Look through the data below. Pick out the lines holding the string "viscosity".

──────── SUPPLIED ENTRIES ────────

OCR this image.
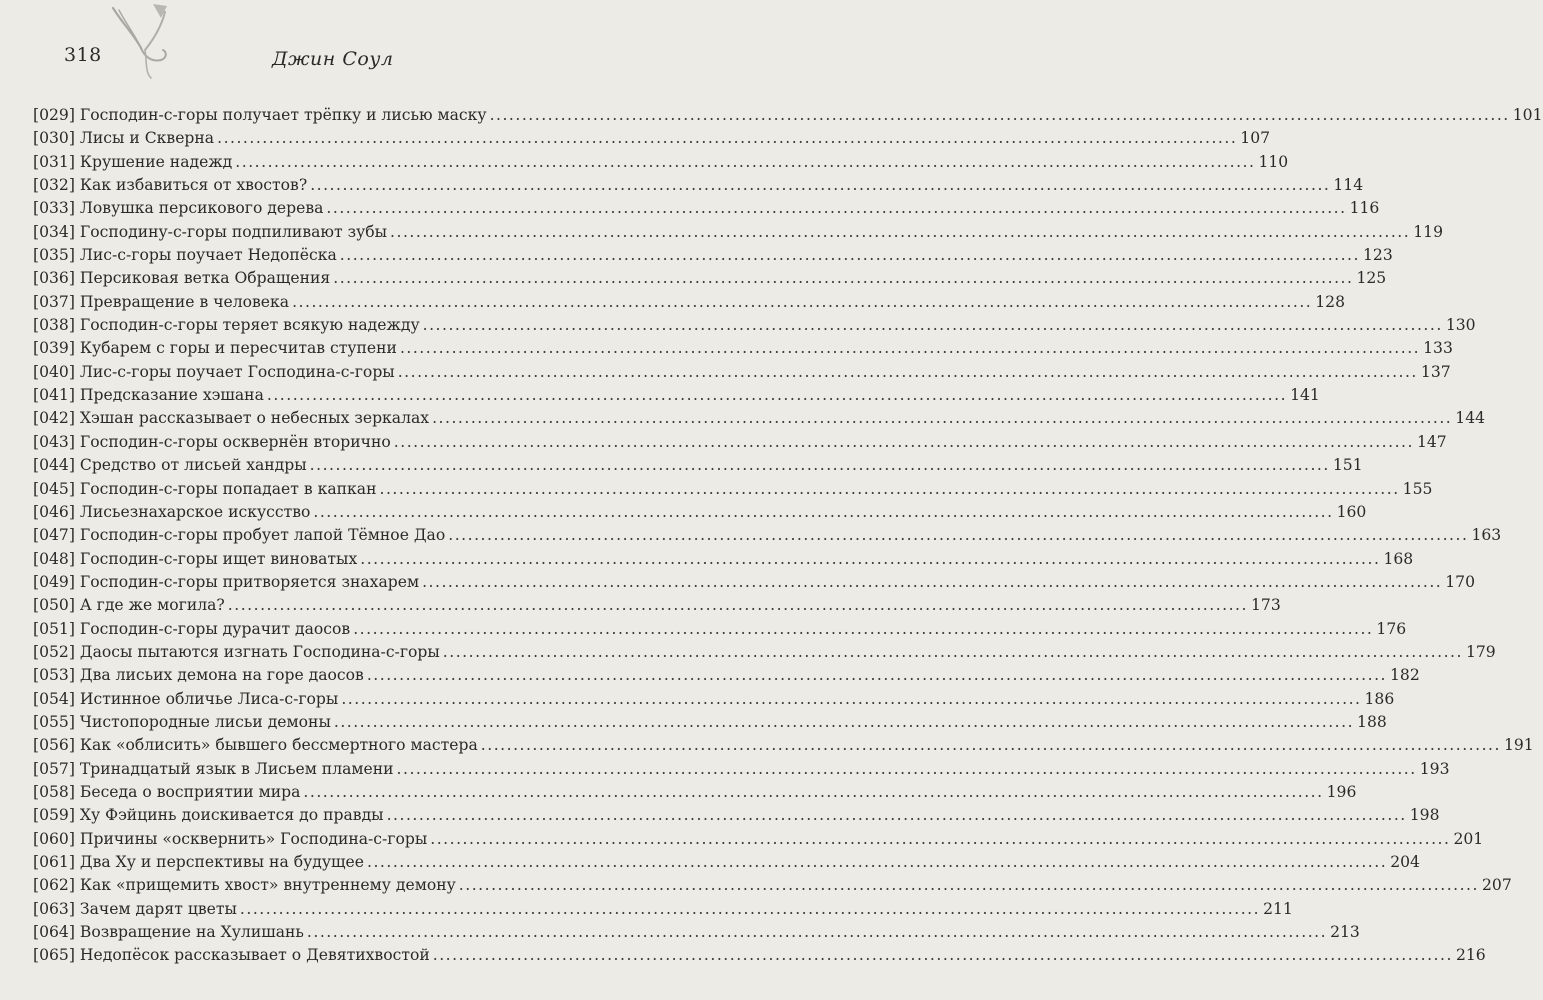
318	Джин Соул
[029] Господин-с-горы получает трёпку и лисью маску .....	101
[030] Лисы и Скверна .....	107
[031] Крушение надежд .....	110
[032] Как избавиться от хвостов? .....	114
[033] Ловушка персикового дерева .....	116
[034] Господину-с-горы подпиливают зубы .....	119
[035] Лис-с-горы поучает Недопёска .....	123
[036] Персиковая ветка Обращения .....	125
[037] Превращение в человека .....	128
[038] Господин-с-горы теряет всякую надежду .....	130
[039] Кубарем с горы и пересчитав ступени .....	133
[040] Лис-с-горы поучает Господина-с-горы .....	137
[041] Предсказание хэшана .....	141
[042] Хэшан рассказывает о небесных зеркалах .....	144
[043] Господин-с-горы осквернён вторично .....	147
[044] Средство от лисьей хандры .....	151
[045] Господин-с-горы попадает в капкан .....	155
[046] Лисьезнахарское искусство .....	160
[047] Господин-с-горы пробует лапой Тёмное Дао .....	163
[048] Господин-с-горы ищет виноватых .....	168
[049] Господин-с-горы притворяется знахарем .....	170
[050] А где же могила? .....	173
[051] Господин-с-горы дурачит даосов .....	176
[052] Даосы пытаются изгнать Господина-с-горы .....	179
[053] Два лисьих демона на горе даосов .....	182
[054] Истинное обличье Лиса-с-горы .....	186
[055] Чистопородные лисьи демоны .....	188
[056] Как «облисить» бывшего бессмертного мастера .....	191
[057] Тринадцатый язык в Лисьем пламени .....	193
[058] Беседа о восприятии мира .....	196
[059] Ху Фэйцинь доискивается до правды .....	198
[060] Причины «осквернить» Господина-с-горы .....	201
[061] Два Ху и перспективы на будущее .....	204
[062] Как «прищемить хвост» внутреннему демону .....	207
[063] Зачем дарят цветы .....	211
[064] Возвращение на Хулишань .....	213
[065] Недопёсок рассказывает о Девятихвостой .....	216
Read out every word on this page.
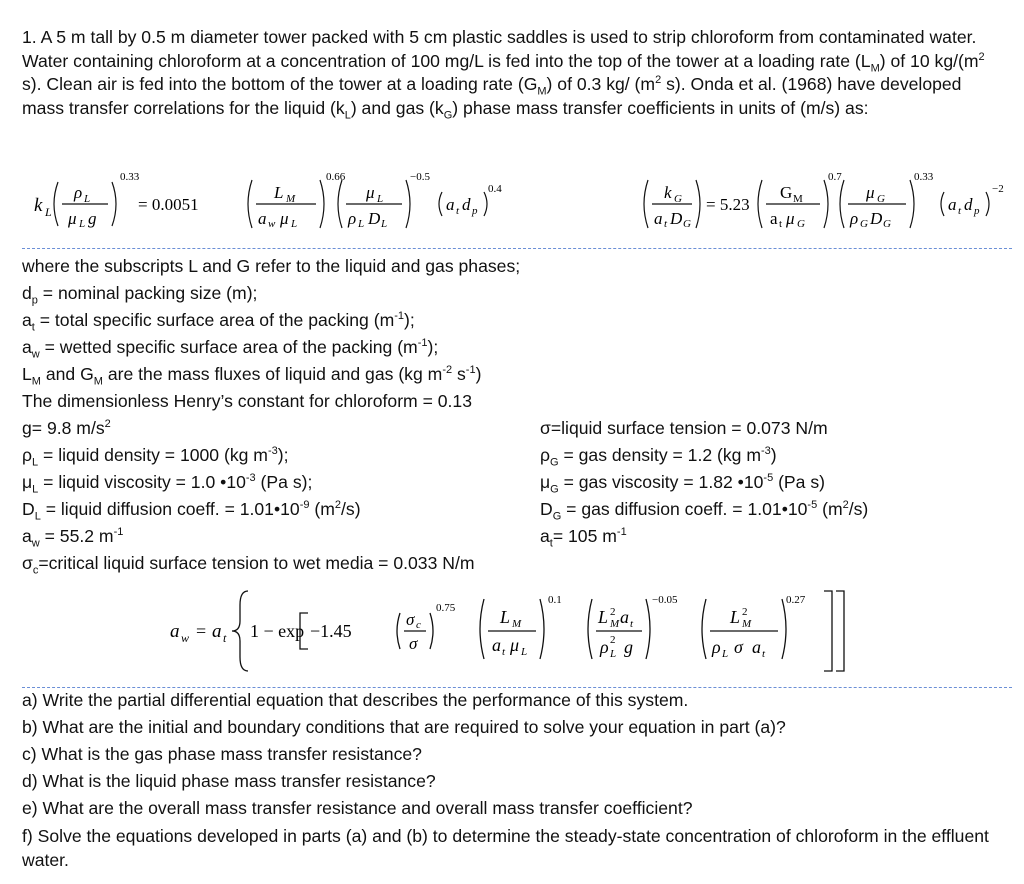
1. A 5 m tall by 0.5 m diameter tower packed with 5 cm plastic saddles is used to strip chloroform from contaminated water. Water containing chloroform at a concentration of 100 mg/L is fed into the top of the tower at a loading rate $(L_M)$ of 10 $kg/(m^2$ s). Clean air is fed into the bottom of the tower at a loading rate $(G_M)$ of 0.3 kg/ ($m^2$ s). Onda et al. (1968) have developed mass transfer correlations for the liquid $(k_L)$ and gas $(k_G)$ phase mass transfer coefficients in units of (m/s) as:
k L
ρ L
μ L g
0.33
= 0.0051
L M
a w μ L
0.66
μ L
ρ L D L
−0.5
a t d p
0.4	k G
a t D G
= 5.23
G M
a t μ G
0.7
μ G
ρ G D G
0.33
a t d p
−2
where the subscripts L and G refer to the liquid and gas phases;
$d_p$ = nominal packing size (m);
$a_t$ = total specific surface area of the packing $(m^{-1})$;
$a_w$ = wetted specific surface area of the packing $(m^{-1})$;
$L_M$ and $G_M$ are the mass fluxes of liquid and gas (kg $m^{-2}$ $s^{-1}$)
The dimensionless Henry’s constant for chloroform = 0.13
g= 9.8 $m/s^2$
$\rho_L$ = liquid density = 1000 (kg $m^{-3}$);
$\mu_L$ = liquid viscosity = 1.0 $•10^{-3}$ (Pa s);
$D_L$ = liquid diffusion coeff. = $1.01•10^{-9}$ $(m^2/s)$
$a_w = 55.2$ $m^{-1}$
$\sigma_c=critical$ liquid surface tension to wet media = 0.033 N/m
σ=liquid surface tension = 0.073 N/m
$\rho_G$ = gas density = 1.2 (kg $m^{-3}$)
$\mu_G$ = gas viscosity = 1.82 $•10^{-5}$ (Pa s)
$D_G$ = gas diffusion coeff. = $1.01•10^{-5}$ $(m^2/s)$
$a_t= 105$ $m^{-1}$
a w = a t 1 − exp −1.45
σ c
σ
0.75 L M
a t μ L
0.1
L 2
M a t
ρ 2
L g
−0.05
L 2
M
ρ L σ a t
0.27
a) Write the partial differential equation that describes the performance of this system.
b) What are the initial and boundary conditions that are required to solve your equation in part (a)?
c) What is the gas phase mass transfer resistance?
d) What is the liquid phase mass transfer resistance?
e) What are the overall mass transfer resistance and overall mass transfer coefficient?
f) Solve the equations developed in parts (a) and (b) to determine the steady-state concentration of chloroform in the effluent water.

────────
──────── SUPPLIED ENTRIES ────────

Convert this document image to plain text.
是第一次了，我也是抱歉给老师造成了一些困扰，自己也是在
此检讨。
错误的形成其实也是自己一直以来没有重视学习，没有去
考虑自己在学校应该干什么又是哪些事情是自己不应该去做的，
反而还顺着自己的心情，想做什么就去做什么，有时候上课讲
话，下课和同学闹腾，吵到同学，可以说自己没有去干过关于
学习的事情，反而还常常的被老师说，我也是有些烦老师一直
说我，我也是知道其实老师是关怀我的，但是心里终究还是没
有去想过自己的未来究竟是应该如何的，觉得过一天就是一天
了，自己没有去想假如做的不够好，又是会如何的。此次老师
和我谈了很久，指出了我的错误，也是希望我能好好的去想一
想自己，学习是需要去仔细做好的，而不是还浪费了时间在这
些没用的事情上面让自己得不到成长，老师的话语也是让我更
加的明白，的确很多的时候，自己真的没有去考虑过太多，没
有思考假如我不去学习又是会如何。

────────

- **THE REPLY**
$\mu_L$ = liquid viscosity = 1.0 $•10^{-3}$ (Pa s);
$\mu_G$ = gas viscosity = 1.82 $•10^{-5}$ (Pa s)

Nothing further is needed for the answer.